### MATERIAL SUPPLIED
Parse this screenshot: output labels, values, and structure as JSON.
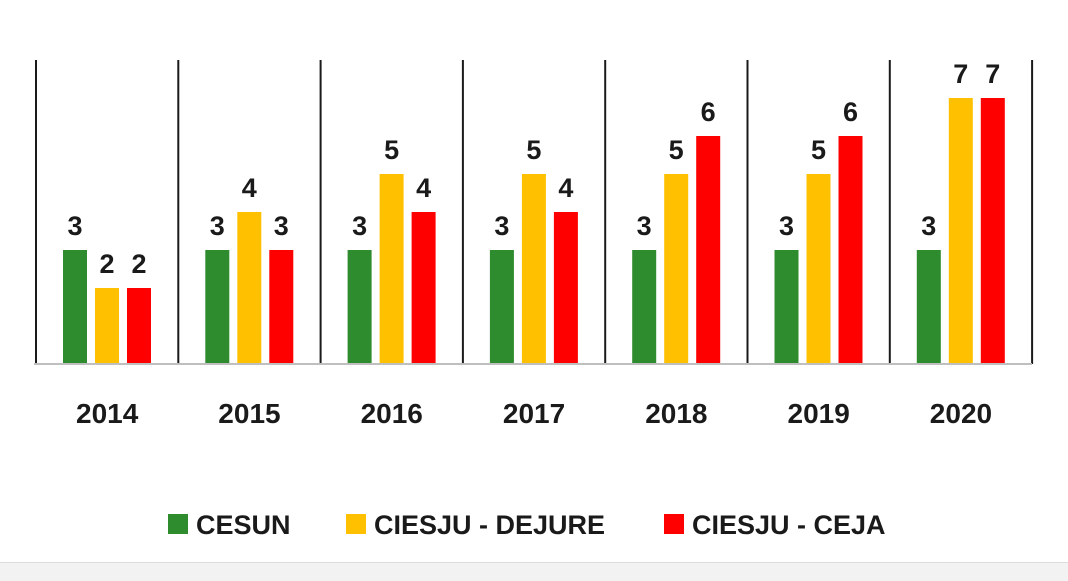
{
  "chart_data": {
    "type": "bar",
    "title": "",
    "xlabel": "",
    "ylabel": "",
    "ylim": [
      0,
      8
    ],
    "grid": false,
    "legend_position": "bottom",
    "categories": [
      "2014",
      "2015",
      "2016",
      "2017",
      "2018",
      "2019",
      "2020"
    ],
    "series": [
      {
        "name": "CESUN",
        "color": "#2e8b2e",
        "values": [
          3,
          3,
          3,
          3,
          3,
          3,
          3
        ]
      },
      {
        "name": "CIESJU - DEJURE",
        "color": "#ffc000",
        "values": [
          2,
          4,
          5,
          5,
          5,
          5,
          7
        ]
      },
      {
        "name": "CIESJU - CEJA",
        "color": "#ff0000",
        "values": [
          2,
          3,
          4,
          4,
          6,
          6,
          7
        ]
      }
    ]
  }
}
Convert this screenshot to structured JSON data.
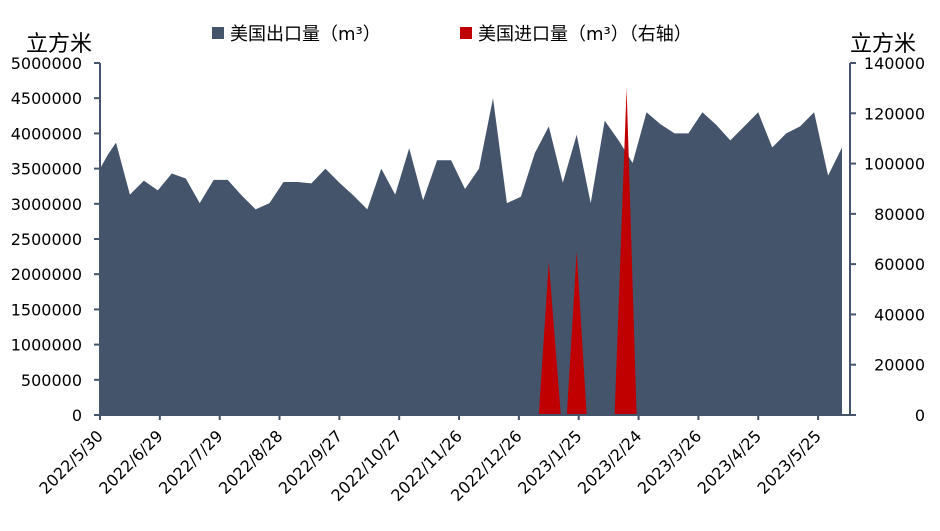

### WHAT TO PRODUCE
Exclude the pictures and repeat every other part of the records word for word.

### FULL OUTPUT
Parse this screenshot: output labels, values, and structure as JSON.
{
  "chart_data": {
    "type": "bar",
    "title": "",
    "xlabel": "",
    "ylabel": "",
    "ylim": [
      0,
      8
    ],
    "grid": false,
    "legend_position": "bottom",
    "categories": [
      "2014",
      "2015",
      "2016",
      "2017",
      "2018",
      "2019",
      "2020"
    ],
    "series": [
      {
        "name": "CESUN",
        "color": "#2e8b2e",
        "values": [
          3,
          3,
          3,
          3,
          3,
          3,
          3
        ]
      },
      {
        "name": "CIESJU - DEJURE",
        "color": "#ffc000",
        "values": [
          2,
          4,
          5,
          5,
          5,
          5,
          7
        ]
      },
      {
        "name": "CIESJU - CEJA",
        "color": "#ff0000",
        "values": [
          2,
          3,
          4,
          4,
          6,
          6,
          7
        ]
      }
    ]
  }
}
Convert this screenshot to structured JSON data.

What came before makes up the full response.